*THE RECORDS*:
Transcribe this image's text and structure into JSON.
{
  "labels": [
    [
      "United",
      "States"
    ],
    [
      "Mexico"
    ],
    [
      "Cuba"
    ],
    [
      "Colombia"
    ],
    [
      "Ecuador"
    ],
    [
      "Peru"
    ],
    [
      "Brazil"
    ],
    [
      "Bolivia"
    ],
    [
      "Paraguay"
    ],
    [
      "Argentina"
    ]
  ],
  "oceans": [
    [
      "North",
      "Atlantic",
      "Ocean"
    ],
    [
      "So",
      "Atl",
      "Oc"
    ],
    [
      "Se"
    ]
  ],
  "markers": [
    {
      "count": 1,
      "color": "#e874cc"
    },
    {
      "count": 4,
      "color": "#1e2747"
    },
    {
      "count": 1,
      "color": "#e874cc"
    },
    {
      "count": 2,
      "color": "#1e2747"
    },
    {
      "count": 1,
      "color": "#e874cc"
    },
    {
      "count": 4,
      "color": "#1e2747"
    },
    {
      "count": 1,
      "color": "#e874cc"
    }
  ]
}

*CHALLENGE*:
Would you restate each of the entries word for word?

*EXPECTED OUTPUT*:
Transcribe this image's text and structure into JSON.
{
  "labels": [
    [
      "United",
      "States"
    ],
    [
      "Mexico"
    ],
    [
      "Cuba"
    ],
    [
      "Colombia"
    ],
    [
      "Ecuador"
    ],
    [
      "Peru"
    ],
    [
      "Brazil"
    ],
    [
      "Bolivia"
    ],
    [
      "Paraguay"
    ],
    [
      "Argentina"
    ]
  ],
  "oceans": [
    [
      "North",
      "Atlantic",
      "Ocean"
    ],
    [
      "So",
      "Atl",
      "Oc"
    ],
    [
      "Se"
    ]
  ],
  "markers": [
    {
      "count": 1,
      "color": "#e874cc"
    },
    {
      "count": 4,
      "color": "#1e2747"
    },
    {
      "count": 1,
      "color": "#e874cc"
    },
    {
      "count": 2,
      "color": "#1e2747"
    },
    {
      "count": 1,
      "color": "#e874cc"
    },
    {
      "count": 4,
      "color": "#1e2747"
    },
    {
      "count": 1,
      "color": "#e874cc"
    }
  ]
}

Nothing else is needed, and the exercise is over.